Extract every line that contains the word "left".

(Part of a data file)

:::

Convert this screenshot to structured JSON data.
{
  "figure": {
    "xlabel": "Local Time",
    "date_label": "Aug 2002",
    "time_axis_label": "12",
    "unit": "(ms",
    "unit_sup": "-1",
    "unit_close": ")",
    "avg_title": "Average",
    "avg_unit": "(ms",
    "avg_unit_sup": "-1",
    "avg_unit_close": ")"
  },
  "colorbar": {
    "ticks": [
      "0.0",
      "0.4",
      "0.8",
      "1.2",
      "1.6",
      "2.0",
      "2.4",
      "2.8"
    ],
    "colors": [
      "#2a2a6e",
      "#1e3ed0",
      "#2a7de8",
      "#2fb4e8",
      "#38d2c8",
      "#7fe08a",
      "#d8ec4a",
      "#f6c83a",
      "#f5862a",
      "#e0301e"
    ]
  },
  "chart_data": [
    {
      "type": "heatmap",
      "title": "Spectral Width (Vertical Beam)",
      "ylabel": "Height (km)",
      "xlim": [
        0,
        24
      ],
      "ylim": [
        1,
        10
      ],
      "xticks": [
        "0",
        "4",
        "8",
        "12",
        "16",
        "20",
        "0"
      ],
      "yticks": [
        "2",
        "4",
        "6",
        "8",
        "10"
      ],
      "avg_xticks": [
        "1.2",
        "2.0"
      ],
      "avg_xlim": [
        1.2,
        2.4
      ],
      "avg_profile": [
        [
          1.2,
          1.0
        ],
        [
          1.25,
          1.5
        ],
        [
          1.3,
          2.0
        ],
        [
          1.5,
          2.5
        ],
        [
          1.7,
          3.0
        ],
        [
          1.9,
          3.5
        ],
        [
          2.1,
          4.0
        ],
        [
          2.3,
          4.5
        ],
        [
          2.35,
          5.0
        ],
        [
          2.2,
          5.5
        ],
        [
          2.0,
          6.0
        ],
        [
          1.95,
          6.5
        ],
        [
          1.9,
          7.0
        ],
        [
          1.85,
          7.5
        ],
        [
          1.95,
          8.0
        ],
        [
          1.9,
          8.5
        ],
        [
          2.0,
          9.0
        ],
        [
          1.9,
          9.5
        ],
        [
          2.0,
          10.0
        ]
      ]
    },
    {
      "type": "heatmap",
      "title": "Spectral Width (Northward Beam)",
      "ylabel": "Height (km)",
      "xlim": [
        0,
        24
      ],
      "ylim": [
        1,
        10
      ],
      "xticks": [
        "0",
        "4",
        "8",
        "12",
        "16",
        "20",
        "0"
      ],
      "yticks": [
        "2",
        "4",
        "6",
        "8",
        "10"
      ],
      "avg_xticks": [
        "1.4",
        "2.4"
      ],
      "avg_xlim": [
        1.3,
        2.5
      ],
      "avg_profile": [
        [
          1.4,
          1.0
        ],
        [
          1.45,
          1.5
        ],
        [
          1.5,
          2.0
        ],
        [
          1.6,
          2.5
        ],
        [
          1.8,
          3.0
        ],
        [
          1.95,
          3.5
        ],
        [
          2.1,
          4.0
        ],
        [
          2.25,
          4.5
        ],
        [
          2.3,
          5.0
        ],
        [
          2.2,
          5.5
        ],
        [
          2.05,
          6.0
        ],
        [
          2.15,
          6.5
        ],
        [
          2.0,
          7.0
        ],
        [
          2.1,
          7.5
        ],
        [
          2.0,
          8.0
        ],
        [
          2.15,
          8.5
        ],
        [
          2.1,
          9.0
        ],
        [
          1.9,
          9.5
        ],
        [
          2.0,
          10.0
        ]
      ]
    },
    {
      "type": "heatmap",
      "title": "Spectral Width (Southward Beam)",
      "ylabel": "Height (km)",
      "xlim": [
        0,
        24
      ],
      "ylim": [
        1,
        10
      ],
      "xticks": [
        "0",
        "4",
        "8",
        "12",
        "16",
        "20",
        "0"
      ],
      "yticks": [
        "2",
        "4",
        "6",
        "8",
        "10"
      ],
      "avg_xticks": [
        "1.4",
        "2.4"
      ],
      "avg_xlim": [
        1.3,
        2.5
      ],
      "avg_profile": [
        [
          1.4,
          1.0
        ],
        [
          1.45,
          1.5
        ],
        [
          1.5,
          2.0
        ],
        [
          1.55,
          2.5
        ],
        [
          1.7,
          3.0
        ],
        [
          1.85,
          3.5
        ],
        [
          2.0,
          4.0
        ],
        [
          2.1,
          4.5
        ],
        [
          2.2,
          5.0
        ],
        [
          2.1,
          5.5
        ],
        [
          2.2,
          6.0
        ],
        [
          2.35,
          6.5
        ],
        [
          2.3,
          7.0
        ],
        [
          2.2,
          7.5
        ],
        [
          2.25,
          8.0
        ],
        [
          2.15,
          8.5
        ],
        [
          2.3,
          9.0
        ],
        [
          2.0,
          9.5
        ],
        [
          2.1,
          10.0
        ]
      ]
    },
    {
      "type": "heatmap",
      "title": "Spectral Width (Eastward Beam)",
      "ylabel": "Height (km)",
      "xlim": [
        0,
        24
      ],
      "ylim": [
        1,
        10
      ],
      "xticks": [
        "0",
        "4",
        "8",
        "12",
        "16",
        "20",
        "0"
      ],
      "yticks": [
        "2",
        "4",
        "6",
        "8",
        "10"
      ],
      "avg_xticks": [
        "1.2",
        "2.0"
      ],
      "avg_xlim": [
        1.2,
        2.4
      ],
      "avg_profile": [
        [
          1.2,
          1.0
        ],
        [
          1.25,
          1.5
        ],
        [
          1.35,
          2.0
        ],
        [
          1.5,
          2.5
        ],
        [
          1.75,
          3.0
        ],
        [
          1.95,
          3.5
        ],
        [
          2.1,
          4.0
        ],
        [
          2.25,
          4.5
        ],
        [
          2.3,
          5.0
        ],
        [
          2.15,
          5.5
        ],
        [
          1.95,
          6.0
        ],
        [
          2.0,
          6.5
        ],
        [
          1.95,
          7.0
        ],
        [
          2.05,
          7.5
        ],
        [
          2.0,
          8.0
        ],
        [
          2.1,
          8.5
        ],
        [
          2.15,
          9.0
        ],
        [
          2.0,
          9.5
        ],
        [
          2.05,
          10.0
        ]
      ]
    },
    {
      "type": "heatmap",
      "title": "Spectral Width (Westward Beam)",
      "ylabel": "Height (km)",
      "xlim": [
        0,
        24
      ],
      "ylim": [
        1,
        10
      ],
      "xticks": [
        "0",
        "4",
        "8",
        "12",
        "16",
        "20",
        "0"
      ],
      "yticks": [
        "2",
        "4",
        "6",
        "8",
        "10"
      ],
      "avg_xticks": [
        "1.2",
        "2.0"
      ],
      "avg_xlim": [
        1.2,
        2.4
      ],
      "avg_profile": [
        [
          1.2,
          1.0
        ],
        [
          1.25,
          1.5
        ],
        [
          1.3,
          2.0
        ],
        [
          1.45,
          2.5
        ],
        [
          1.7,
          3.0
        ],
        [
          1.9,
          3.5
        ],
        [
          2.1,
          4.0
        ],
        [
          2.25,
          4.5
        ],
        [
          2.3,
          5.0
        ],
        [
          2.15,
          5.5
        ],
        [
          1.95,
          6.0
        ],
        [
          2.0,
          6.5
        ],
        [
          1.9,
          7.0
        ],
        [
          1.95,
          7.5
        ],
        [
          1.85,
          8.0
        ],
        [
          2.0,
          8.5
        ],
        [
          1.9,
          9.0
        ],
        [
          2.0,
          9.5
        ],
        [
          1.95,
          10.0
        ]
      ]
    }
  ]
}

:::

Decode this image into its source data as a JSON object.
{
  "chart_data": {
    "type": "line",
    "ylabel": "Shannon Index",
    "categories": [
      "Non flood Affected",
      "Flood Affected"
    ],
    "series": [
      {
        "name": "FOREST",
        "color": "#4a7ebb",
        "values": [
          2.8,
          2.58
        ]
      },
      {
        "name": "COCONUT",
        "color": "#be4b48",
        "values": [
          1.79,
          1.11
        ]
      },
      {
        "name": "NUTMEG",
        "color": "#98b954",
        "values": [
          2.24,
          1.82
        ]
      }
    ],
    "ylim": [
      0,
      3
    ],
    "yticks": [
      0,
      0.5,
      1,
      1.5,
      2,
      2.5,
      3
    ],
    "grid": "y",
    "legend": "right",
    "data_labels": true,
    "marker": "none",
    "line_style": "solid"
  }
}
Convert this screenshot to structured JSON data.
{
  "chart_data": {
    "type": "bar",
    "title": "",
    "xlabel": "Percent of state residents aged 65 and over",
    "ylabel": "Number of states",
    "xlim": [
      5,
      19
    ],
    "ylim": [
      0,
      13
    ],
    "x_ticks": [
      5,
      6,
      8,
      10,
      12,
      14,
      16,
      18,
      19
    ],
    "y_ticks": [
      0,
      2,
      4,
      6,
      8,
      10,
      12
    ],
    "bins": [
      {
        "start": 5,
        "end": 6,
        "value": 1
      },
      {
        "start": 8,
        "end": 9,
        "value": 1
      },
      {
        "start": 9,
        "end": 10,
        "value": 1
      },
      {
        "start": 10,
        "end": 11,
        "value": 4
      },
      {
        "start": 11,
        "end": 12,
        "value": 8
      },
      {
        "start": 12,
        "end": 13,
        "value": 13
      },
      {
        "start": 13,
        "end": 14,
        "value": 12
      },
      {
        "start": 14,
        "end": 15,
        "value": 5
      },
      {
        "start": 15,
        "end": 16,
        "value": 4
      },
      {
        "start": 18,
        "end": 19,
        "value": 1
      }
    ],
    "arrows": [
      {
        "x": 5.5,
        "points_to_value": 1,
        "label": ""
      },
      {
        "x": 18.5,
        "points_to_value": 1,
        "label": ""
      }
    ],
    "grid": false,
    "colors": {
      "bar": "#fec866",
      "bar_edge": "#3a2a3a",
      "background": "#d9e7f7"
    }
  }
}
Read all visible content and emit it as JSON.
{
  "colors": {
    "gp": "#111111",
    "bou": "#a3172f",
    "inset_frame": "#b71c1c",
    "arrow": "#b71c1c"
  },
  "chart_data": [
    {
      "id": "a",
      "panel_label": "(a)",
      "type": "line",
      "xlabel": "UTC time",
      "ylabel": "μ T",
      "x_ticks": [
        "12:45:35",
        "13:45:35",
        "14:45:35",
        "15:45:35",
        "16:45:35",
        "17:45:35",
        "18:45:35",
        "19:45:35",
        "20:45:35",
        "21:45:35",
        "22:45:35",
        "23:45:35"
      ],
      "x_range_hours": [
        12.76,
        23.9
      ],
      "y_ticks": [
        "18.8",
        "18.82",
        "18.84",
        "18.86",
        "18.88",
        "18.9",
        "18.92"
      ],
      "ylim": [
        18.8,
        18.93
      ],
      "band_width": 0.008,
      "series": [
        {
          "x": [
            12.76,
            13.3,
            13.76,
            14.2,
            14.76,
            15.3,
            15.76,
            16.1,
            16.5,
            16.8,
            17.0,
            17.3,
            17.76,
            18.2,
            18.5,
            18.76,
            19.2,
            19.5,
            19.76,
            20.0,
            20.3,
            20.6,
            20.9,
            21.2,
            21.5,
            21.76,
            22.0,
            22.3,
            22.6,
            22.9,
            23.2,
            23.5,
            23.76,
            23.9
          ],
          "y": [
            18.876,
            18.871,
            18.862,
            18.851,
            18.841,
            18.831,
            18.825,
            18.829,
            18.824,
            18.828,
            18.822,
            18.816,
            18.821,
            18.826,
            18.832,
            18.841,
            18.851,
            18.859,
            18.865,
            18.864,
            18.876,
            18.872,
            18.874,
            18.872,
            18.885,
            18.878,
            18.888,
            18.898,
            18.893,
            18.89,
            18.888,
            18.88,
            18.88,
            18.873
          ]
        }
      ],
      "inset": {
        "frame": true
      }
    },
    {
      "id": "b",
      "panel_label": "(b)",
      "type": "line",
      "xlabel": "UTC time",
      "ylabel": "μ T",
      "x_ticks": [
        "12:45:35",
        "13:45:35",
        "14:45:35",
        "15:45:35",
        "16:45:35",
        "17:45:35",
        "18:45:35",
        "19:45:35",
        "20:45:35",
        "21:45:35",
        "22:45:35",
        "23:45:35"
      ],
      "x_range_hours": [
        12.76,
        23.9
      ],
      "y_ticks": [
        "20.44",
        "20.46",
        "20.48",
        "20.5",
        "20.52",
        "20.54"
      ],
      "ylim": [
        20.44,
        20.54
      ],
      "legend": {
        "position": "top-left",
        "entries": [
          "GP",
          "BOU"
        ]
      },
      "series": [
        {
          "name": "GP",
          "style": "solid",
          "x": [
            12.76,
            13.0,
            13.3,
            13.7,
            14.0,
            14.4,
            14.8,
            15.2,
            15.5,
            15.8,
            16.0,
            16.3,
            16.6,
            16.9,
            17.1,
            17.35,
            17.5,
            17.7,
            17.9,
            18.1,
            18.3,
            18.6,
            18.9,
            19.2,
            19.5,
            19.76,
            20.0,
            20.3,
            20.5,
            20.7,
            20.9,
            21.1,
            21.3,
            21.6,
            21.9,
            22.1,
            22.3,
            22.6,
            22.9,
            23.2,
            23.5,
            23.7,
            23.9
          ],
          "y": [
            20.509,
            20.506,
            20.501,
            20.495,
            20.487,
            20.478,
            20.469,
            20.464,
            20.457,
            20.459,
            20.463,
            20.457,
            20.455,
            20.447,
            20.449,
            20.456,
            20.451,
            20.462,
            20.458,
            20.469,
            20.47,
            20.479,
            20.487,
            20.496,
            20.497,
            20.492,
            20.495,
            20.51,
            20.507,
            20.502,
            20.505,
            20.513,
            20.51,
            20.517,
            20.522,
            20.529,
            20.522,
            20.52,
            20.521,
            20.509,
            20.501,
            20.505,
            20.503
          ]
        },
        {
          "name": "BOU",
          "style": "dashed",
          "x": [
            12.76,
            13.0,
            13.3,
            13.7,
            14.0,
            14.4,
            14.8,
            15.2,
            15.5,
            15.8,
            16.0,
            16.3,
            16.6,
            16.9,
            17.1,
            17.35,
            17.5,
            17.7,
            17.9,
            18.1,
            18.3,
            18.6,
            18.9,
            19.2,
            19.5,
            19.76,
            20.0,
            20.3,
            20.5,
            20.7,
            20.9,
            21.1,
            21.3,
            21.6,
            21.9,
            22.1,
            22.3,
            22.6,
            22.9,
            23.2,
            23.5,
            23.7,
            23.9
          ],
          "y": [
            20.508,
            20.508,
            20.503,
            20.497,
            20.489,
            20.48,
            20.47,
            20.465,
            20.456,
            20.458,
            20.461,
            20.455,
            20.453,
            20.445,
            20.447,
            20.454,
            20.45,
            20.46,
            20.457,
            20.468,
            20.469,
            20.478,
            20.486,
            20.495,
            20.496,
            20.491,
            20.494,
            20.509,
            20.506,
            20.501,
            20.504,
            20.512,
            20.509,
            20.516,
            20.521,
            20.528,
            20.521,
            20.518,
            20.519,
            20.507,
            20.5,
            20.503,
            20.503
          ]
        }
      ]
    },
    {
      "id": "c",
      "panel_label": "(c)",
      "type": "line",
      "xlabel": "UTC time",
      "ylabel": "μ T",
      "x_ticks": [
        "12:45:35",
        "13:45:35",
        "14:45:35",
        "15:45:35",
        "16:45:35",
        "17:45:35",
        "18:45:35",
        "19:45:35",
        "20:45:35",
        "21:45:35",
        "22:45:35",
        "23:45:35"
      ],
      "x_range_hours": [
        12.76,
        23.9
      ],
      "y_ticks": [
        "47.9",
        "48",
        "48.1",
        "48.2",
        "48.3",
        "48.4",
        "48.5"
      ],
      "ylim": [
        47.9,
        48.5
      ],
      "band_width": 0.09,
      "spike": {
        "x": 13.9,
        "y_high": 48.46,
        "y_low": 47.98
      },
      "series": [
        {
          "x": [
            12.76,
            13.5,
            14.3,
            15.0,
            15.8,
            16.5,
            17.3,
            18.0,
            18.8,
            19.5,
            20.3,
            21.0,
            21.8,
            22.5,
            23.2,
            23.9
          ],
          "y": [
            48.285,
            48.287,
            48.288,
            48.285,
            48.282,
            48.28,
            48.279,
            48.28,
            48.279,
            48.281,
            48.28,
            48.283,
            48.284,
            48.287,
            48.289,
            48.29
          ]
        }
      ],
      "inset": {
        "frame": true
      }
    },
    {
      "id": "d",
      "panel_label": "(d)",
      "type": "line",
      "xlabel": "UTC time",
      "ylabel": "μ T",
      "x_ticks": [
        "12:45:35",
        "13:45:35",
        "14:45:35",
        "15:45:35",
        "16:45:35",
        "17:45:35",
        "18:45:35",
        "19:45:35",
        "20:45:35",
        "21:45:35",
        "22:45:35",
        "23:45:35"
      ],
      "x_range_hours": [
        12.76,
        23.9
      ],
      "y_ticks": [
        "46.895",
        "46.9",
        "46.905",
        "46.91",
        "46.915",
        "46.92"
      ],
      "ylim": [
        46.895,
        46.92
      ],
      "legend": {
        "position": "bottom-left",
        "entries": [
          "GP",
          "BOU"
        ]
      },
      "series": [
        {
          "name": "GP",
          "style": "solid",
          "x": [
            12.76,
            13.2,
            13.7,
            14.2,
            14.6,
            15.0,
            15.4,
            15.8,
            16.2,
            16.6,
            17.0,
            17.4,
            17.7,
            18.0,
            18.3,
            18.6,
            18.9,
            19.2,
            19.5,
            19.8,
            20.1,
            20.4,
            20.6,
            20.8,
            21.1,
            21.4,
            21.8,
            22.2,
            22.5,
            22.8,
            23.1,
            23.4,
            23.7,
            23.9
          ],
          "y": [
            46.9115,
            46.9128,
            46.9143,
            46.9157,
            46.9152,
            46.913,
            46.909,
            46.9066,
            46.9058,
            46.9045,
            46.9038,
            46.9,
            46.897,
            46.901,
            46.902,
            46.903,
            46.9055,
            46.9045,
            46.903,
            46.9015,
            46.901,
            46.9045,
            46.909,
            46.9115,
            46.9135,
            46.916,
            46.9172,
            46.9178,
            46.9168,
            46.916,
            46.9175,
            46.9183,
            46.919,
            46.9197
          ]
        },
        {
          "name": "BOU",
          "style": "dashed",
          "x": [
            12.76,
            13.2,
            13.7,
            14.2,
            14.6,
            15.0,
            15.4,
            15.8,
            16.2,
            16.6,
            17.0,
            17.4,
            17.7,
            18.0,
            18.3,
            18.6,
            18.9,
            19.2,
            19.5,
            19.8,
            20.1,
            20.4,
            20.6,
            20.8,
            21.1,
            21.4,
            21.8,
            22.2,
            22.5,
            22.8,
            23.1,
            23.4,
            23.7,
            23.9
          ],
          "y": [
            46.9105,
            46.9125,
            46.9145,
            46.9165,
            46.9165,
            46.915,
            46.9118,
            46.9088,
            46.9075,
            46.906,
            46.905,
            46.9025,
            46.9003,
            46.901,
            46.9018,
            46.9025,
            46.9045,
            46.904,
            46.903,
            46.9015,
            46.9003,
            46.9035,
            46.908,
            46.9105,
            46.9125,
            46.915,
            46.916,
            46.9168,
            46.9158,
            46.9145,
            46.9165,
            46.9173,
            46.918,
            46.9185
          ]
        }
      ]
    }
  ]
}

:::

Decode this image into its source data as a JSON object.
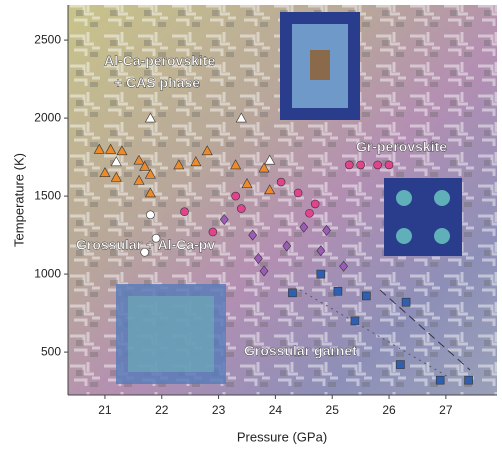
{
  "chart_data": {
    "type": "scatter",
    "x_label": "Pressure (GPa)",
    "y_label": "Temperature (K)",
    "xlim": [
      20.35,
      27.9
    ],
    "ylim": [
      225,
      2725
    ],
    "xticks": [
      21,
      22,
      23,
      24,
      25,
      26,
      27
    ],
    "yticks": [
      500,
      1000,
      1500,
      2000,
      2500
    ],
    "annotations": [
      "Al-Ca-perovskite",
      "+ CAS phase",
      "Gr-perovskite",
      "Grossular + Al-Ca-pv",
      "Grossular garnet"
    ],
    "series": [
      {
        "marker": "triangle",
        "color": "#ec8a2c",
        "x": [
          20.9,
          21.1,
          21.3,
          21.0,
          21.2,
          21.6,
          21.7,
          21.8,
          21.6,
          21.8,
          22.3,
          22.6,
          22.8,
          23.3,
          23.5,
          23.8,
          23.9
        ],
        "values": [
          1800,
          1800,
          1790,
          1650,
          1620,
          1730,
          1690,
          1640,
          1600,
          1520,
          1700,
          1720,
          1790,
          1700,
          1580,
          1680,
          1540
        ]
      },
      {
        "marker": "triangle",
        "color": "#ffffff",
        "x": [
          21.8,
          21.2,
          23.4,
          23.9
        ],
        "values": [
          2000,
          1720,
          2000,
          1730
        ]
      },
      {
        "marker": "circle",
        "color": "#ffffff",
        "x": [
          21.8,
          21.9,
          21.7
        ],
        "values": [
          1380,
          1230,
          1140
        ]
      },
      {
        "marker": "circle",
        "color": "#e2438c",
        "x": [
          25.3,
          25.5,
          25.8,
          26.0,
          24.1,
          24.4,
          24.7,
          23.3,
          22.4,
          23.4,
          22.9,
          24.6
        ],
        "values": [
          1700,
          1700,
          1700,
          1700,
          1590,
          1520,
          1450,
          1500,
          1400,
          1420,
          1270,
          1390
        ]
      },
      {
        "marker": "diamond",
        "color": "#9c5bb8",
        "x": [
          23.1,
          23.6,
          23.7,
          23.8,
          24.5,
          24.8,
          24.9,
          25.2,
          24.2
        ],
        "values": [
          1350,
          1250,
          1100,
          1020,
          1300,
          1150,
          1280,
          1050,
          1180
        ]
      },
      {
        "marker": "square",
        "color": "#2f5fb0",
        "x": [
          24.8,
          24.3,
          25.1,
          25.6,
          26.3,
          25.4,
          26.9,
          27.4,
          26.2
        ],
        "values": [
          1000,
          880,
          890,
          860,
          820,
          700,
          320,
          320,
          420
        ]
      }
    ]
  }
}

:::

■ **SOLUTION TO THE EXERCISE**
        "position": "top-left",
        "position": "bottom-left",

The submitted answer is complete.